Job
Pick out every line that holds the string "JSON" and copy it.

═══ Items ═══

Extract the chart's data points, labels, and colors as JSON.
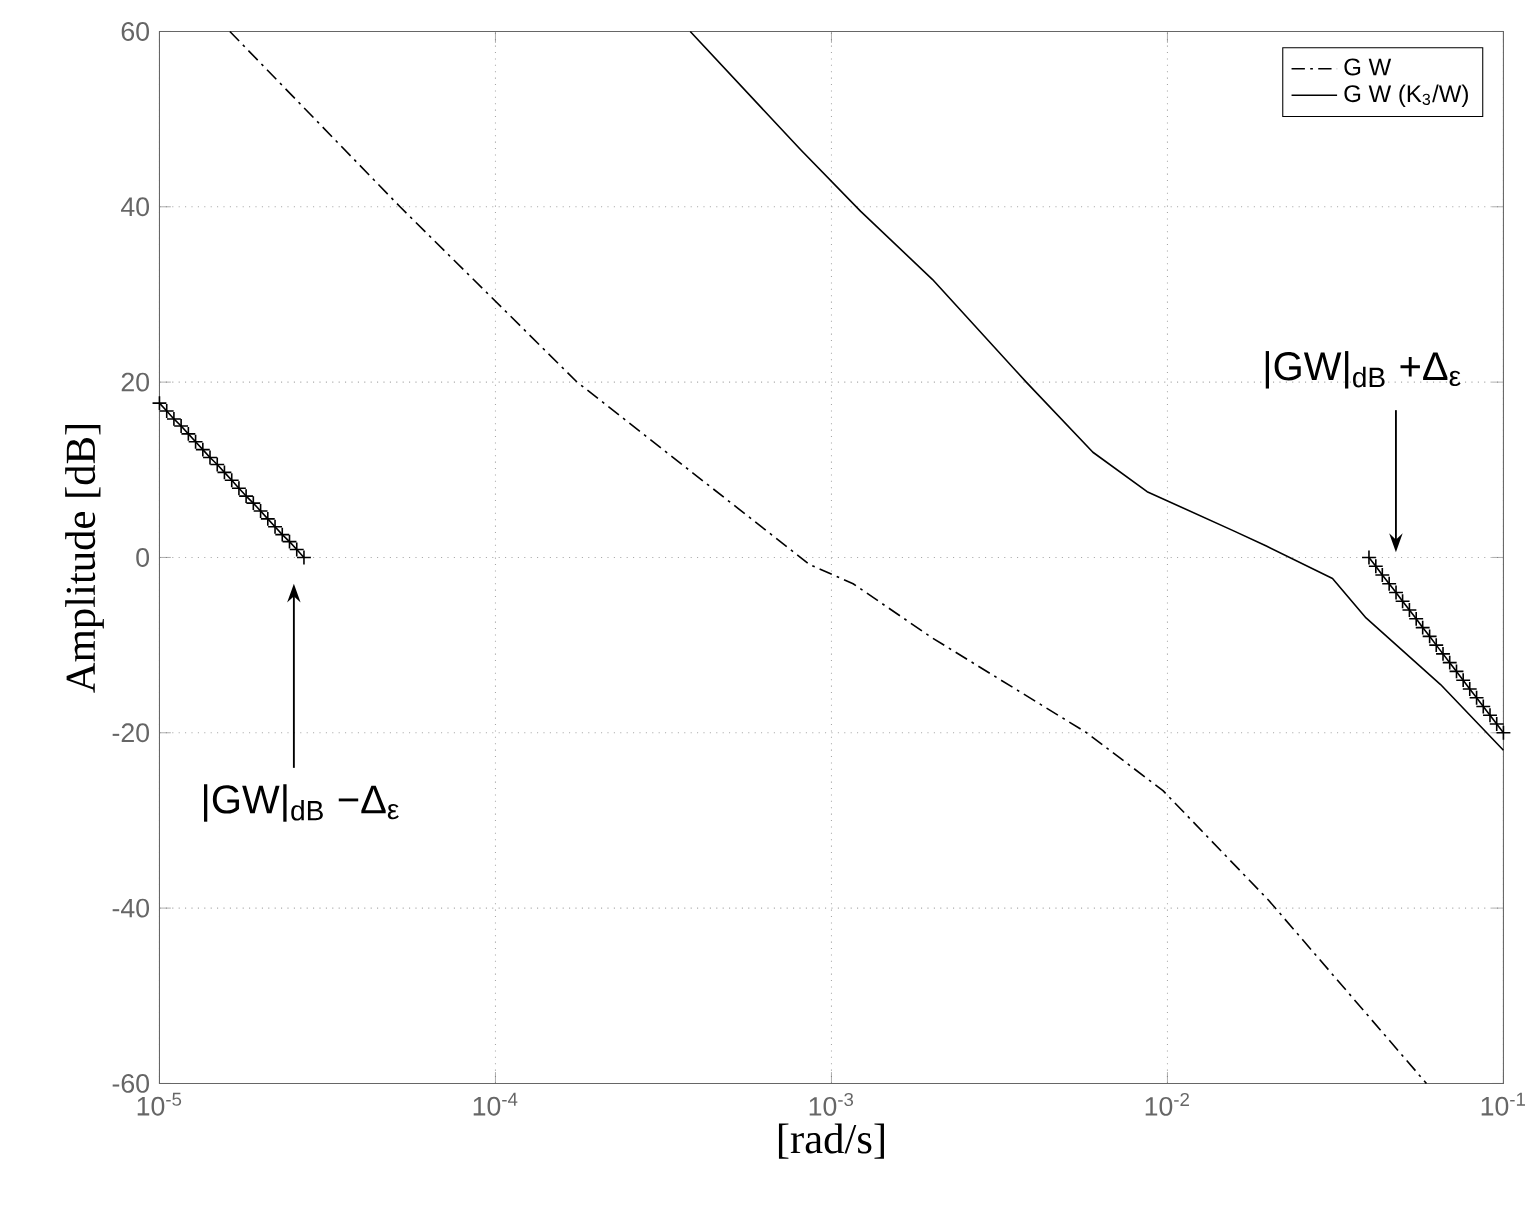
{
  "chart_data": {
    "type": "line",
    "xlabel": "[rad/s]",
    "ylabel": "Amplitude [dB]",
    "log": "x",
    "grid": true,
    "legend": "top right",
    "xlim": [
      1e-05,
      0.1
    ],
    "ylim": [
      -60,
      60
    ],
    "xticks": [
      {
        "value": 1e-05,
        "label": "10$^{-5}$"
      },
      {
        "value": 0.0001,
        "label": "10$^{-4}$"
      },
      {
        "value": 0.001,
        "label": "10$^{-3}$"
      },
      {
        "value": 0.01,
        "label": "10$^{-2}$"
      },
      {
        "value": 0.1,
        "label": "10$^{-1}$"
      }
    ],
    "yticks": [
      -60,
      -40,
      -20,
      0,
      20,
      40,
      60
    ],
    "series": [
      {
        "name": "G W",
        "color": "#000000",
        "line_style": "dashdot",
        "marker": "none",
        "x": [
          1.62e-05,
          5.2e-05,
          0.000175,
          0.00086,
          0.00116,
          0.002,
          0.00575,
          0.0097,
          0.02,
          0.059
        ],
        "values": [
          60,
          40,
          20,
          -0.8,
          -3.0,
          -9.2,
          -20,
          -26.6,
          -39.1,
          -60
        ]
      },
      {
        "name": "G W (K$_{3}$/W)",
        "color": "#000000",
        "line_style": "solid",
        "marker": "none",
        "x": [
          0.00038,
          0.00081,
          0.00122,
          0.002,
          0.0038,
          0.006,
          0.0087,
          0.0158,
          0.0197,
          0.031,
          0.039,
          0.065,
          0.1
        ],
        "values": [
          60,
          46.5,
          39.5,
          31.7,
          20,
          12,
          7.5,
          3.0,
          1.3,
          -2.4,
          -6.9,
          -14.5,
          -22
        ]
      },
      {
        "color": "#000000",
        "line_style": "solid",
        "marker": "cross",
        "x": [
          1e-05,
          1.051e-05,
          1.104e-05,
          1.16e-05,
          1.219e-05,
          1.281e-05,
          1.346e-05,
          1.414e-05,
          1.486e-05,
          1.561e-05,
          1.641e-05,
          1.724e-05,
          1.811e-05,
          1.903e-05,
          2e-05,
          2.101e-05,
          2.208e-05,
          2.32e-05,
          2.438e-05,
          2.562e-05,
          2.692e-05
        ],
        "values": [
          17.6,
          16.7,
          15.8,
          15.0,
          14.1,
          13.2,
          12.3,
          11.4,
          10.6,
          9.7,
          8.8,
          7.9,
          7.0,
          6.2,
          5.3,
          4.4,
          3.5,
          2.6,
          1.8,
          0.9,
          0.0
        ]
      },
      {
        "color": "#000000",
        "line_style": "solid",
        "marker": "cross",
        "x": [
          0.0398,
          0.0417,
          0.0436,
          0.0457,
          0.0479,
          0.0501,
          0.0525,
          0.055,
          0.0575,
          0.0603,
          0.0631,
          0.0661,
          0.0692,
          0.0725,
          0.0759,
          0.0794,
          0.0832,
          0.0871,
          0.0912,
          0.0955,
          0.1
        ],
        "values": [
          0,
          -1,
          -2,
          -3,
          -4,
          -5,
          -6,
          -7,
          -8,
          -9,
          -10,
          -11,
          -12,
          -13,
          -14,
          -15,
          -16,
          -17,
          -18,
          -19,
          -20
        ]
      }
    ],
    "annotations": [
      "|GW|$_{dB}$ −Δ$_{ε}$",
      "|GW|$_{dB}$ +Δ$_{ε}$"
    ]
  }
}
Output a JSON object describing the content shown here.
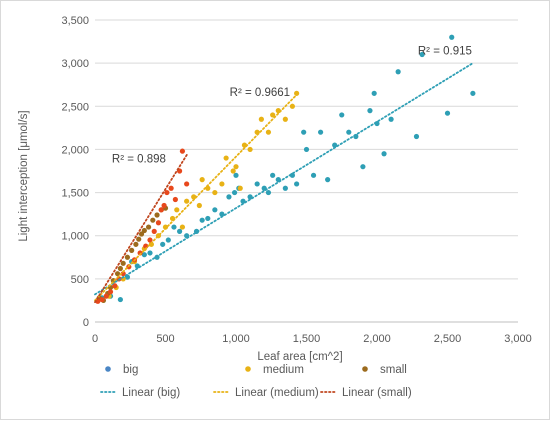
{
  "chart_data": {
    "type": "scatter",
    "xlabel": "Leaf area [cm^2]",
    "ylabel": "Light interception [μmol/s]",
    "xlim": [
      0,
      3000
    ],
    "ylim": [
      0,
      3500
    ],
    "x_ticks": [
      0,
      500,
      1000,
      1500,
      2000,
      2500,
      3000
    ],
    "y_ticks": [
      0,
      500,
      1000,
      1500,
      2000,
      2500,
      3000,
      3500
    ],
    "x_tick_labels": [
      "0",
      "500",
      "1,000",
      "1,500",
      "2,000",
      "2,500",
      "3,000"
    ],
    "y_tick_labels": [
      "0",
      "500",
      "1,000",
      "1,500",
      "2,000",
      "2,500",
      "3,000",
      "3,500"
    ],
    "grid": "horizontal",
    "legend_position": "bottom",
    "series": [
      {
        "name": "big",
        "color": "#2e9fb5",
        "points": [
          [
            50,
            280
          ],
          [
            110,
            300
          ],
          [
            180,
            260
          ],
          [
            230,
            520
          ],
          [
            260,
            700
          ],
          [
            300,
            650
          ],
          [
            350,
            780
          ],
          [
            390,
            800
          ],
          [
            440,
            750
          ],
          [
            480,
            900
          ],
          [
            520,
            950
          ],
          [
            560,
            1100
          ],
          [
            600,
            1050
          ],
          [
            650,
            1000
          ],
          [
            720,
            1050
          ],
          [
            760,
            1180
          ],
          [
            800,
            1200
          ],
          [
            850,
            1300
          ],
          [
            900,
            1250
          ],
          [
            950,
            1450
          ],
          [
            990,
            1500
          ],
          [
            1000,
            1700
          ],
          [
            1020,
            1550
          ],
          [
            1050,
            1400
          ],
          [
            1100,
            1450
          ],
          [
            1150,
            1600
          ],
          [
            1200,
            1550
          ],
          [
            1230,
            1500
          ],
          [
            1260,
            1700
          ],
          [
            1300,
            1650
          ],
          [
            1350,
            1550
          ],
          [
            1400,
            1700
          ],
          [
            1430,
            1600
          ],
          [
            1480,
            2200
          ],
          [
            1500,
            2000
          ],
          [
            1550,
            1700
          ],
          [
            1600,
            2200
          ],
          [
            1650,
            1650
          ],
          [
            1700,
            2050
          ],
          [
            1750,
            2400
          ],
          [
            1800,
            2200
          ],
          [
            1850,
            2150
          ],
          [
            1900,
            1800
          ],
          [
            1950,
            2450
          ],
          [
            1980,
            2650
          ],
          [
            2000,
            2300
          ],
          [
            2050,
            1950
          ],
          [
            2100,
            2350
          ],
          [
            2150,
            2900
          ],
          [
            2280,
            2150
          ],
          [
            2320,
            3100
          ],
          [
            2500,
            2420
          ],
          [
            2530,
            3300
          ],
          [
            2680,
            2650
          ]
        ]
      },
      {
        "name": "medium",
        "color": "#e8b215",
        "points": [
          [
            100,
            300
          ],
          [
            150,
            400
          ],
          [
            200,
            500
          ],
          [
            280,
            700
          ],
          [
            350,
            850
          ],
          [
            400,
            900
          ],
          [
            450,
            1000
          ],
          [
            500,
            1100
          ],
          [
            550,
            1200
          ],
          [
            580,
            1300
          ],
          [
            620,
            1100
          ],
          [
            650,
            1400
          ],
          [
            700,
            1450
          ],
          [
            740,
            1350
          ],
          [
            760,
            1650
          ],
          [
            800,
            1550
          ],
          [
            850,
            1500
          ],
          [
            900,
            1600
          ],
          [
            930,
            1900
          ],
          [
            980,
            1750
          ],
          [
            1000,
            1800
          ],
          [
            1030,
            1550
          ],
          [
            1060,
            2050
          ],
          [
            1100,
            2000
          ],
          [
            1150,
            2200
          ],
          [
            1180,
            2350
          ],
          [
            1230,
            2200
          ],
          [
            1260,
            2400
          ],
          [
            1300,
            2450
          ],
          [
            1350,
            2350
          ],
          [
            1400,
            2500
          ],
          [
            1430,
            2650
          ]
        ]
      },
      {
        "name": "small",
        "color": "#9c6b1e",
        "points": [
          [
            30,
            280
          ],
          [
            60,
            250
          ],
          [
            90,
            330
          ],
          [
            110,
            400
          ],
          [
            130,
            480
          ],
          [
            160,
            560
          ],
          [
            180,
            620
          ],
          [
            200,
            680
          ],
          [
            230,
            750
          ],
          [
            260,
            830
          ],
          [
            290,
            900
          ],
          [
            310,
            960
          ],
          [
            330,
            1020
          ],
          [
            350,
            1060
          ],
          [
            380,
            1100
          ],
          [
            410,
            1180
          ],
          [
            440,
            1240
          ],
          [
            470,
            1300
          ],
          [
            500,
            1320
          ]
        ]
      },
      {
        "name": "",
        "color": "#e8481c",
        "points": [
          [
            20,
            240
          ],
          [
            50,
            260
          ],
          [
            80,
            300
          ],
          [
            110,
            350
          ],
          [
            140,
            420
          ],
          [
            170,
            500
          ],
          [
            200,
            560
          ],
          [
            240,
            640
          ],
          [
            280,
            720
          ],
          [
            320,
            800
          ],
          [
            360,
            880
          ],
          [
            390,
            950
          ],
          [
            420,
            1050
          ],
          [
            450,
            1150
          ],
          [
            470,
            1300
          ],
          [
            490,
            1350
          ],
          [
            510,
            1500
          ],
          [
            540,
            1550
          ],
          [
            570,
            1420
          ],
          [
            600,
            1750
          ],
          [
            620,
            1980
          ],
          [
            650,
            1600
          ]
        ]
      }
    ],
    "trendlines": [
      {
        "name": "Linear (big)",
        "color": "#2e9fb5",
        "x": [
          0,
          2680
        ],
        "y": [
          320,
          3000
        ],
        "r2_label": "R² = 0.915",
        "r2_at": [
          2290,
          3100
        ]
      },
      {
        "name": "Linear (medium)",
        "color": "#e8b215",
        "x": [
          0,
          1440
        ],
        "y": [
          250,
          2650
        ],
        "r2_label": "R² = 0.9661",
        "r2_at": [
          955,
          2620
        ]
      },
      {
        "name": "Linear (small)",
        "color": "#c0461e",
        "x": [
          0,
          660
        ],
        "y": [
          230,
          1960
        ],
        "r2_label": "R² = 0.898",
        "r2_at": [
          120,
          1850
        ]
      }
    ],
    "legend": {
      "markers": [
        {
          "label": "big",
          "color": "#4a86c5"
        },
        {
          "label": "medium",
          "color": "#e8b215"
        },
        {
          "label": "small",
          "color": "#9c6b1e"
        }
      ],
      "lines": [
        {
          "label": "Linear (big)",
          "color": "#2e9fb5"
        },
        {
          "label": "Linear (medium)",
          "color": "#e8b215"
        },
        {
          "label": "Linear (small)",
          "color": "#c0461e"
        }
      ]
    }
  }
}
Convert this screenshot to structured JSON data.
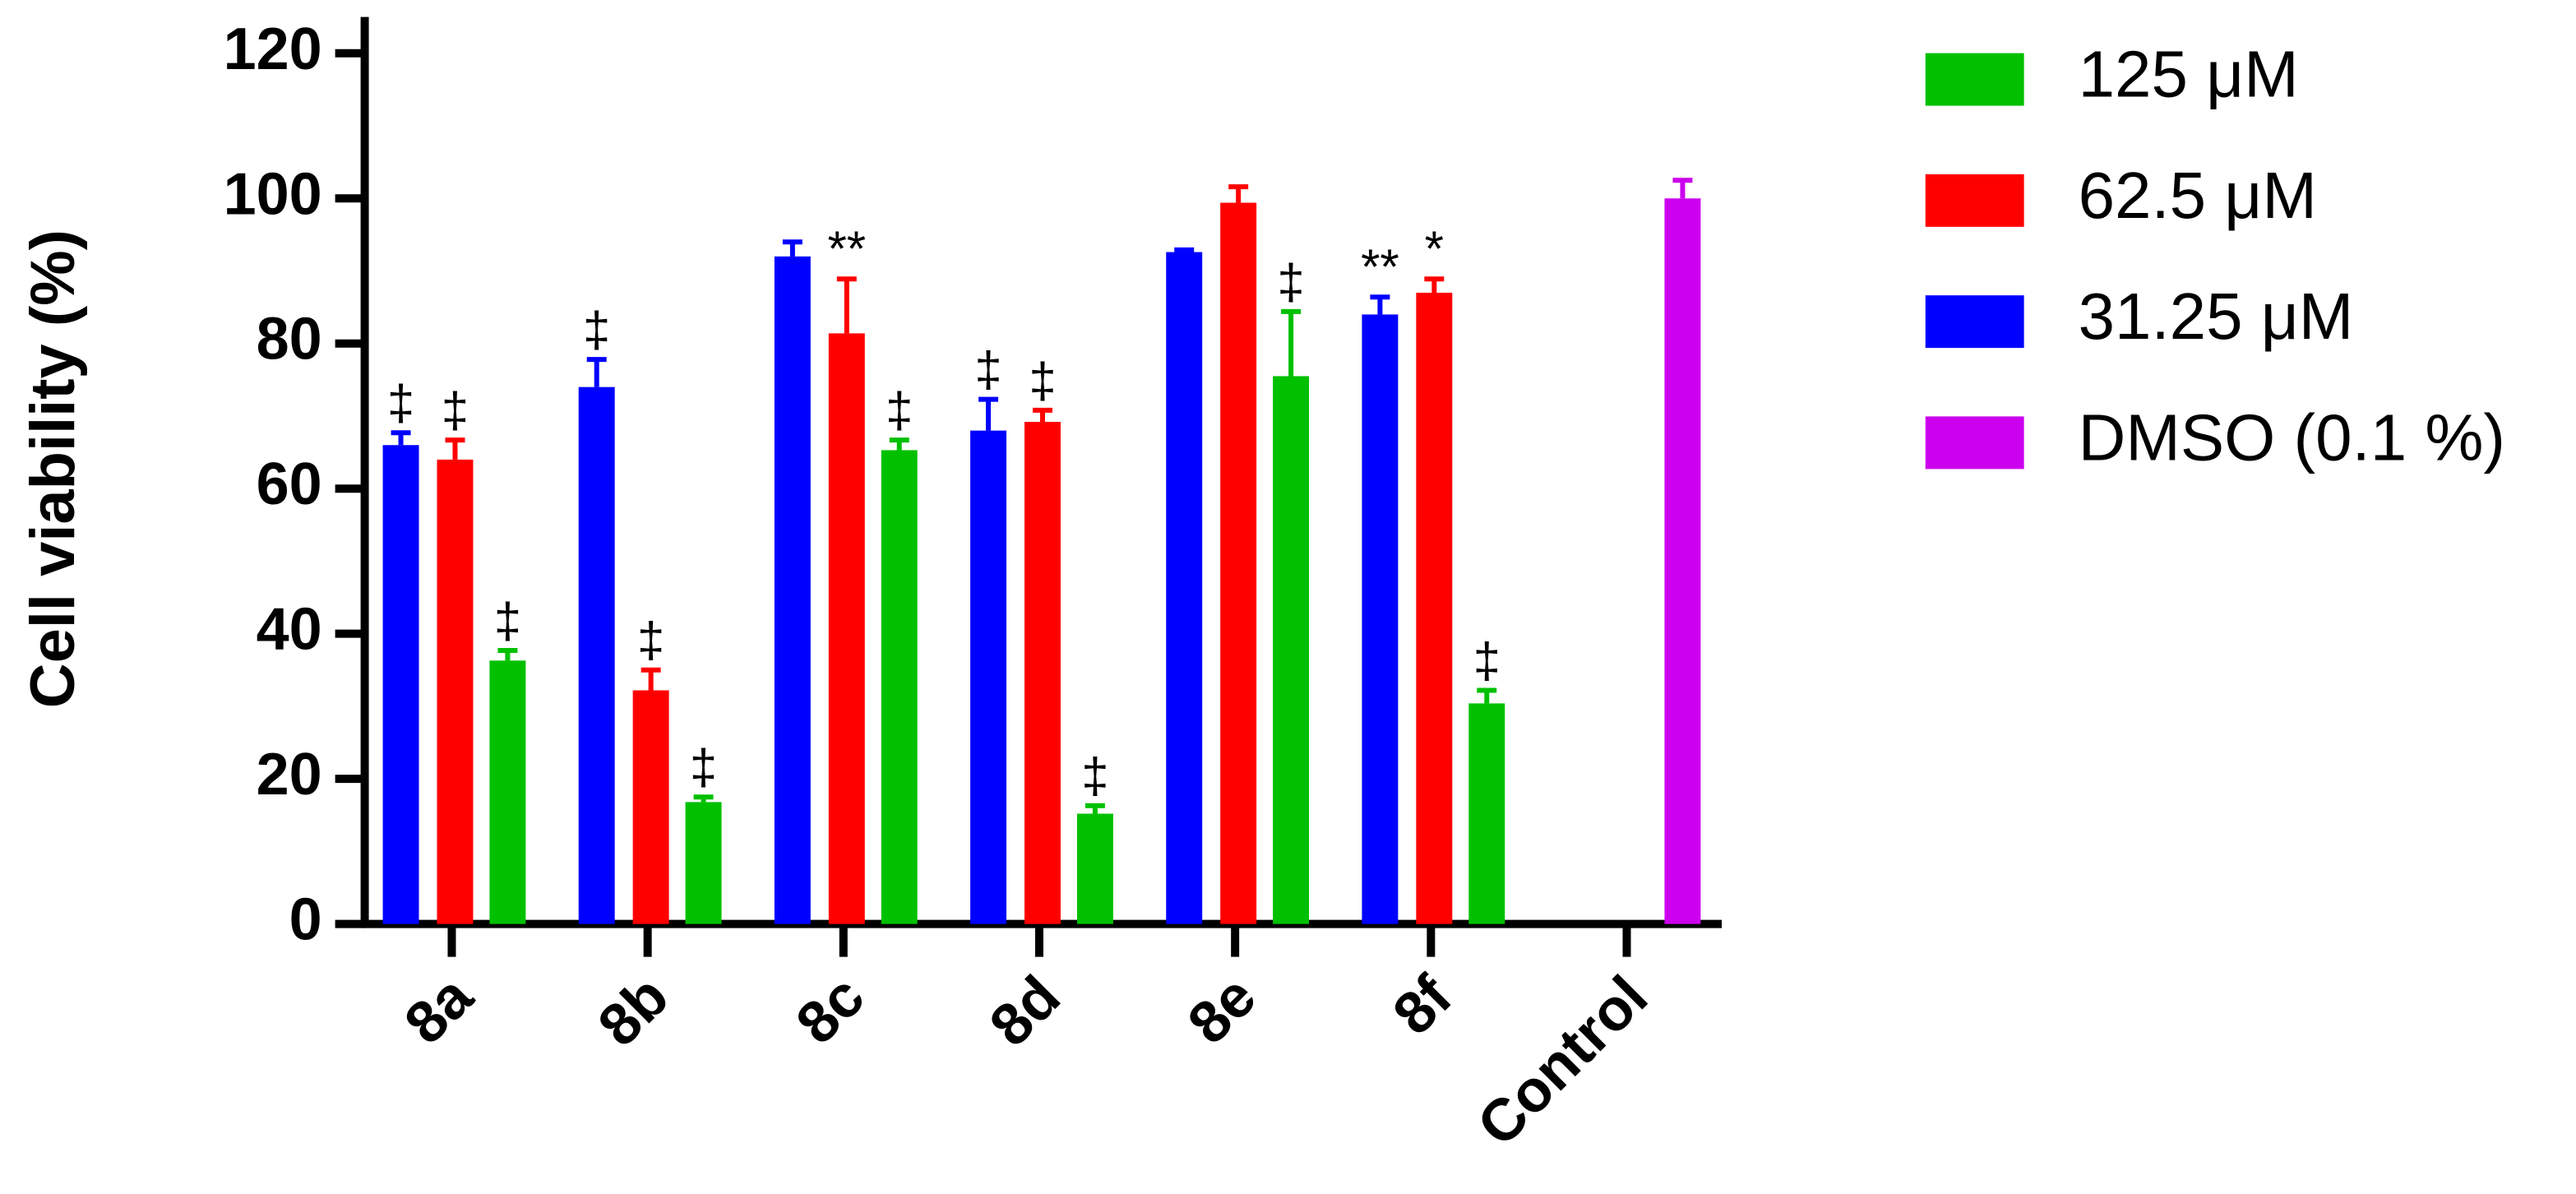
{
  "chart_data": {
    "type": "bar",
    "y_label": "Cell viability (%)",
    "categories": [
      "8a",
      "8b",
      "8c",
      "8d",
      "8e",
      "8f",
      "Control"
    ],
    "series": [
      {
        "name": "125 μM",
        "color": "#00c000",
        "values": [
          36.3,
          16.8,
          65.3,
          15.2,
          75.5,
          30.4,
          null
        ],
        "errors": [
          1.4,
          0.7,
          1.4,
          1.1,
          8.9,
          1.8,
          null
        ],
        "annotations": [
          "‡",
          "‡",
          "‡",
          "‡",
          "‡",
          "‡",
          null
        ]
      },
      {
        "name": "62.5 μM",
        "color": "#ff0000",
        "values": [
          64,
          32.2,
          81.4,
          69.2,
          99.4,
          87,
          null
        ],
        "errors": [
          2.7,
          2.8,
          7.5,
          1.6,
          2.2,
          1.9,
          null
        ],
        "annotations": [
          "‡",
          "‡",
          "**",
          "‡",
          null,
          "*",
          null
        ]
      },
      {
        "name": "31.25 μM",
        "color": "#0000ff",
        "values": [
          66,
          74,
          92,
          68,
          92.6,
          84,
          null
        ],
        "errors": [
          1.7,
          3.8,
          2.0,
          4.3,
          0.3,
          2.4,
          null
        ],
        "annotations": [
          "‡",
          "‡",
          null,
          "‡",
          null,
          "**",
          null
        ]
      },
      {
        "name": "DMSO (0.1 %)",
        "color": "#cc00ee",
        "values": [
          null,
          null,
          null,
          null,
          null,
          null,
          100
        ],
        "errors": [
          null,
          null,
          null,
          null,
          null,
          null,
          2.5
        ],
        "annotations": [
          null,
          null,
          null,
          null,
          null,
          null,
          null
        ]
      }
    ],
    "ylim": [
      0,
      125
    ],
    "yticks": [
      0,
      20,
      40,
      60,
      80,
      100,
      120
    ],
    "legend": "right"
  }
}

═══

Expected answer
Extract the chart's data points, labels, and colors as JSON.
Output a JSON object describing the content shown here.
Convert this screenshot to structured JSON data.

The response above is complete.